▸ **PROVIDED DATA**:
========================
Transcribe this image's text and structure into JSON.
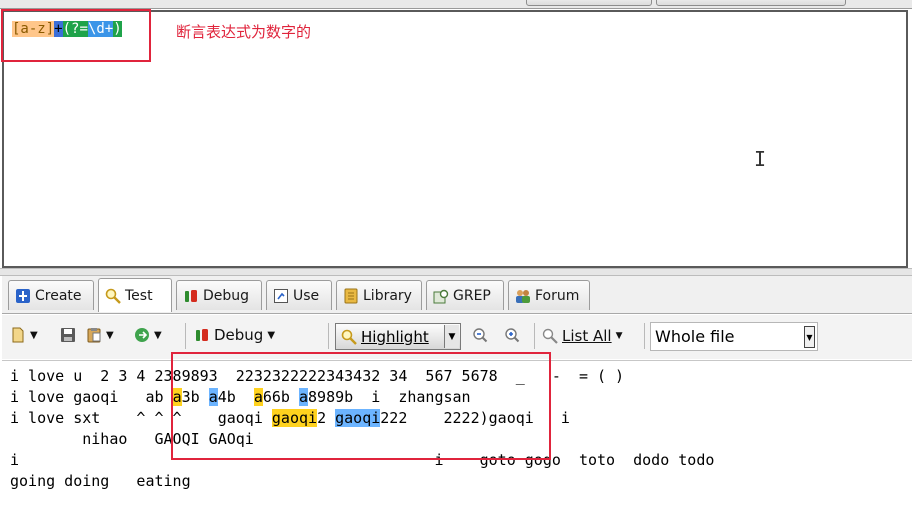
{
  "regex": {
    "tokens": [
      "[a-z]",
      "+",
      "(?=",
      "\\d+",
      ")"
    ],
    "annotation": "断言表达式为数字的"
  },
  "tabs": [
    {
      "label": "Create",
      "icon": "create-icon"
    },
    {
      "label": "Test",
      "icon": "test-magnifier-icon",
      "active": true
    },
    {
      "label": "Debug",
      "icon": "debug-bug-icon"
    },
    {
      "label": "Use",
      "icon": "use-icon"
    },
    {
      "label": "Library",
      "icon": "library-icon"
    },
    {
      "label": "GREP",
      "icon": "grep-icon"
    },
    {
      "label": "Forum",
      "icon": "forum-users-icon"
    }
  ],
  "toolbar": {
    "debug_label": "Debug",
    "highlight_label": "Highlight",
    "list_all_label": "List All",
    "scope_value": "Whole file"
  },
  "test_text": {
    "line1": "i love u  2 3 4 2389893  2232322222343432 34  567 5678  _   -  = ( )",
    "line2": {
      "p1": "i love gaoqi   ab ",
      "m1": "a",
      "p2": "3b ",
      "m2": "a",
      "p3": "4b  ",
      "m3": "a",
      "p4": "66b ",
      "m4": "a",
      "p5": "8989b  i  zhangsan"
    },
    "line3": {
      "p1": "i love sxt    ^ ^ ^    gaoqi ",
      "m1": "gaoqi",
      "p2": "2 ",
      "m2": "gaoqi",
      "p3": "222    2222)gaoqi   i"
    },
    "line4": "        nihao   GAOQI GAOqi",
    "line5": "i                                              i    goto gogo  toto  dodo todo",
    "line6": "going doing   eating"
  },
  "colors": {
    "match_primary": "#ffd21e",
    "match_alternate": "#6cb4ff",
    "annotation_red": "#e0243c"
  }
}
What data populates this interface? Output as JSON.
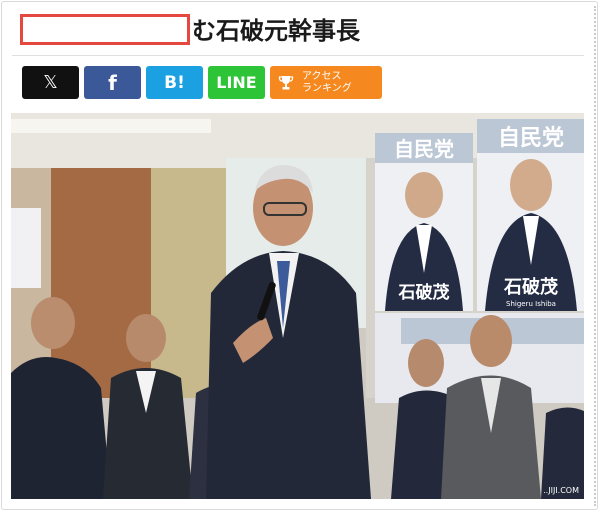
{
  "article": {
    "title_visible": "む石破元幹事長",
    "title_redacted": true
  },
  "share": {
    "x_label": "𝕏",
    "facebook_label": "f",
    "hatena_label": "B!",
    "line_label": "LINE",
    "ranking_line1": "アクセス",
    "ranking_line2": "ランキング"
  },
  "photo": {
    "poster_party": "自民党",
    "poster_name": "石破茂",
    "poster_name_roman": "Shigeru Ishiba",
    "watermark": "..JIJI.COM"
  },
  "colors": {
    "x": "#111111",
    "facebook": "#3b5998",
    "hatena": "#1ba1e2",
    "line": "#2ec437",
    "ranking": "#f5891f",
    "redaction": "#e5483f"
  }
}
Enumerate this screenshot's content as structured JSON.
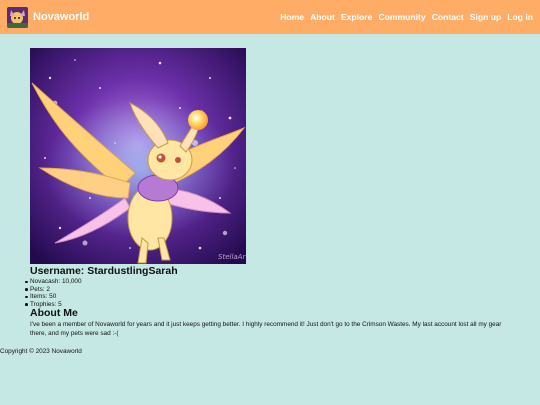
{
  "brand": {
    "name": "Novaworld"
  },
  "nav": {
    "items": [
      {
        "label": "Home"
      },
      {
        "label": "About"
      },
      {
        "label": "Explore"
      },
      {
        "label": "Community"
      },
      {
        "label": "Contact"
      },
      {
        "label": "Sign up"
      },
      {
        "label": "Log in"
      }
    ]
  },
  "profile": {
    "image_signature": "StellaArts",
    "username_label": "Username: StardustlingSarah",
    "stats": [
      {
        "text": "Novacash: 10,000"
      },
      {
        "text": "Pets: 2"
      },
      {
        "text": "Items: 50"
      },
      {
        "text": "Trophies: 5"
      }
    ],
    "about_title": "About Me",
    "about_text": "I've been a member of Novaworld for years and it just keeps getting better. I highly recommend it! Just don't go to the Crimson Wastes. My last account lost all my gear there, and my pets were sad :-("
  },
  "footer": {
    "text": "Copyright © 2023 Novaworld"
  },
  "colors": {
    "navbar": "#ffac66",
    "background": "#c5e8e4",
    "nav_text": "#ffffff"
  }
}
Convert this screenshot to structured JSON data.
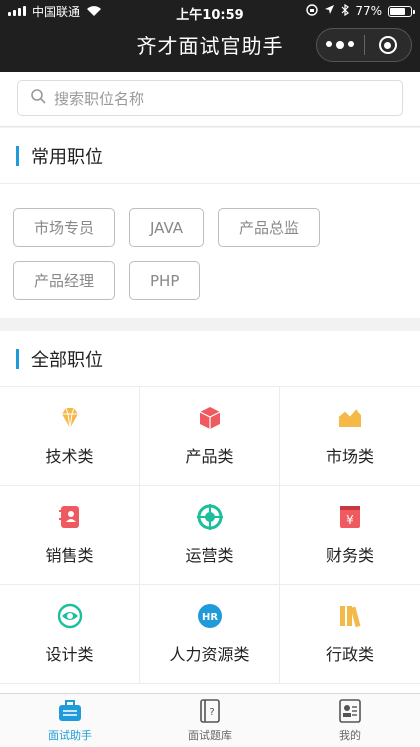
{
  "status_bar": {
    "carrier": "中国联通",
    "time": "上午10:59",
    "battery": "77%",
    "battery_level": 0.77
  },
  "nav": {
    "title": "齐才面试官助手",
    "more_icon": "more-dots-icon",
    "close_icon": "target-icon"
  },
  "search": {
    "placeholder": "搜索职位名称",
    "icon": "search-icon"
  },
  "common_positions": {
    "title": "常用职位",
    "tags": [
      "市场专员",
      "JAVA",
      "产品总监",
      "产品经理",
      "PHP"
    ]
  },
  "all_positions": {
    "title": "全部职位",
    "categories": [
      {
        "label": "技术类",
        "icon": "diamond-icon",
        "color": "#f5b94a"
      },
      {
        "label": "产品类",
        "icon": "cube-icon",
        "color": "#ee5a5f"
      },
      {
        "label": "市场类",
        "icon": "trend-chart-icon",
        "color": "#f5b94a"
      },
      {
        "label": "销售类",
        "icon": "contact-book-icon",
        "color": "#ee5a5f"
      },
      {
        "label": "运营类",
        "icon": "target-icon",
        "color": "#1bbf9c"
      },
      {
        "label": "财务类",
        "icon": "yuan-ledger-icon",
        "color": "#ee5a5f"
      },
      {
        "label": "设计类",
        "icon": "eye-icon",
        "color": "#1bbf9c"
      },
      {
        "label": "人力资源类",
        "icon": "hr-badge-icon",
        "color": "#1e9bd8"
      },
      {
        "label": "行政类",
        "icon": "books-icon",
        "color": "#f5b94a"
      }
    ],
    "hr_badge_text": "HR",
    "yuan_symbol": "¥"
  },
  "tabbar": {
    "items": [
      {
        "label": "面试助手",
        "icon": "briefcase-icon",
        "active": true
      },
      {
        "label": "面试题库",
        "icon": "question-book-icon",
        "active": false
      },
      {
        "label": "我的",
        "icon": "id-card-icon",
        "active": false
      }
    ]
  },
  "colors": {
    "accent": "#1e9bd8",
    "topbar": "#1f1f1f"
  }
}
========================
▸ **DESCRIPTION OF THE TASK**: Show all lines in the entries above where the word "this" appears.

▸ **FULL OUTPUT**:
Transcribe this image's text and structure into JSON.
What data populates this interface? Output as JSON.
Enumerate this screenshot's content as structured JSON.
Convert this screenshot to structured JSON data.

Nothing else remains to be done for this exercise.